_READING PASSAGE:_
[Start of Attachment]

CRITICAL STEP Some cells may resist adhering to one another to form spheroid. Incubation time varies on the cell line and in some instances, during the 72 h spheroid formation period, a once a day, 10 min at 450 g RT spin may encourage spheroid formation (Table 2).

? TROUBLESHOOTING
15
Prior to the day of embedment, snip an experimentally appropriate number of 1,000 μL and 200 μL pipet tips for embedding spheroids into matrix. Autoclave to re-sterilize tips and allow to cool to room temperature.
16
A standard light microscope can be used prior to spheroid removal from the round bottom plate to validate spheroid integrity has been maintained (no debris contaminating or altering spheroid) (Table 2). Depending on the cell line, spheroids may not be spherical in shape. While sphericity is not necessary for transfer, spheroid stability is necessary for extraction from the round bottom plates and successful embedment. Non-stable spheroids/structures may fall apart during the process.

[End of Attachment]

_QUESTIONS:_
A. Change "pipet" to "pipette" in the stretch of the spheroid protocol from "CRITICAL STEP Some" through "to room temperature.", and give that stretch.
B. Carry the spheroid protocol on from its last sentence.
The items that follow come from a different source.

_EXTRACTED MATERIAL:_
[Start of Attachment]

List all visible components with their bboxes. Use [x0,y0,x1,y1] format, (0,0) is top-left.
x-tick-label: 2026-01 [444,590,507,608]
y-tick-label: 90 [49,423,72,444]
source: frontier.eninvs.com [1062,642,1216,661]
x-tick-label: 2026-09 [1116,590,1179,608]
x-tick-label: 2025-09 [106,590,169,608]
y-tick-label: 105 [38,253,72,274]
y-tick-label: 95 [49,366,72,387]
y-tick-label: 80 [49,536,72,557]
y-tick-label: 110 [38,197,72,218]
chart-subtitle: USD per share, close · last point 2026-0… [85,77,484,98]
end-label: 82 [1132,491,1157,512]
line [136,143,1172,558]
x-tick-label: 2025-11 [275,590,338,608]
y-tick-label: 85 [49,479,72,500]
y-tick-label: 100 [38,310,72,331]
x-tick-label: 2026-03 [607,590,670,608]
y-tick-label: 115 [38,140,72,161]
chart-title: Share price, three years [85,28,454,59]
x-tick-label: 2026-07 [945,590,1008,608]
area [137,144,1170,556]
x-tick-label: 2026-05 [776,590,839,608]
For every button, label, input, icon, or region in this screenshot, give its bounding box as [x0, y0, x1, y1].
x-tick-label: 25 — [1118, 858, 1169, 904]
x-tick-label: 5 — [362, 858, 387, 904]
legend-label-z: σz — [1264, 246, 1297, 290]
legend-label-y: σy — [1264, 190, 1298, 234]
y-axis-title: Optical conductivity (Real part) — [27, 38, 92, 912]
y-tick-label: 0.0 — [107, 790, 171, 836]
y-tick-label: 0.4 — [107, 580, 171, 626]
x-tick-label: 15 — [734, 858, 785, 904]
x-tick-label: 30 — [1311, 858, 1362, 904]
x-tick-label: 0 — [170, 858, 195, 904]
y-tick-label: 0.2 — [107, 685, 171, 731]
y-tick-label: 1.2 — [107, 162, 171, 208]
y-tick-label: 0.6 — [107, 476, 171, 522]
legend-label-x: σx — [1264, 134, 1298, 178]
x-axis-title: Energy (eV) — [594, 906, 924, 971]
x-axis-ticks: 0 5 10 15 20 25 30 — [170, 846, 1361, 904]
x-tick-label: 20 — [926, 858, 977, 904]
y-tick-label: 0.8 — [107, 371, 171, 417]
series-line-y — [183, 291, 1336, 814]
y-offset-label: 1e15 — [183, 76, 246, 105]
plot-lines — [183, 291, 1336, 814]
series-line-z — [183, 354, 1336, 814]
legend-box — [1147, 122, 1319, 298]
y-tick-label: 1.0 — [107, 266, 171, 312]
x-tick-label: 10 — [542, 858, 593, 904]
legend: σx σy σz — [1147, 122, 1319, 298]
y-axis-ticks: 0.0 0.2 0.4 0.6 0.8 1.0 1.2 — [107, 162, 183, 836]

[End of Attachment]

_ANSWERS TO EACH TASK:_
A.
CRITICAL STEP Some cells may resist adhering to one another to form spheroid. Incubation time varies on the cell line and in some instances, during the 72 h spheroid formation period, a once a day, 10 min at 450 g RT spin may encourage spheroid formation (Table 2).

? TROUBLESHOOTING
15
Prior to the day of embedment, snip an experimentally appropriate number of 1,000 μL and 200 μL pipette tips for embedding spheroids into matrix. Autoclave to re-sterilize tips and allow to cool to room temperature.

B.
17
Collect usable spheroids with tip-snipped 1,000 μL pipet tips into 1.7 mL microcentrifuge tube - one experimental group per tube. The same snipped-tip can be used for all spheroids within the same experimental group. Pipet 8 spheroids per 1.7 mL microcentrifuge tube. The number of spheroids included can be increased or decreased depending on the experiment.
18
Allow the spheroids to sink to the bottom of the microcentrifuge tube. Remove excess media taking care not to pipet up the spheroids. Remove single and detached cells by washing spheroids with 1 mL of complete medium 2X by pipetting media along the edges of the tube in a circular motion, allowing the spheroids to sink, and removing excess media.

CRITICAL STEP Treat spheroids with care. Avoid shaking tube, do not vortex. Spheroids are large and solid enough to visualize as they drop to the bottom of the microcentrifuge tube.
19
Collect spheroids in 100 μL 3D master mix using tip-snipped 200 μL pipetmen and plate in 35-mm glass bottom dish.
20
Use a second unsnipped 200 μL pipette tip to carefully spread master mix to cover entire glass surface.
21
With a third unsnipped 200 μL pipette tip, carefully move and spread spheroids for equal distribution.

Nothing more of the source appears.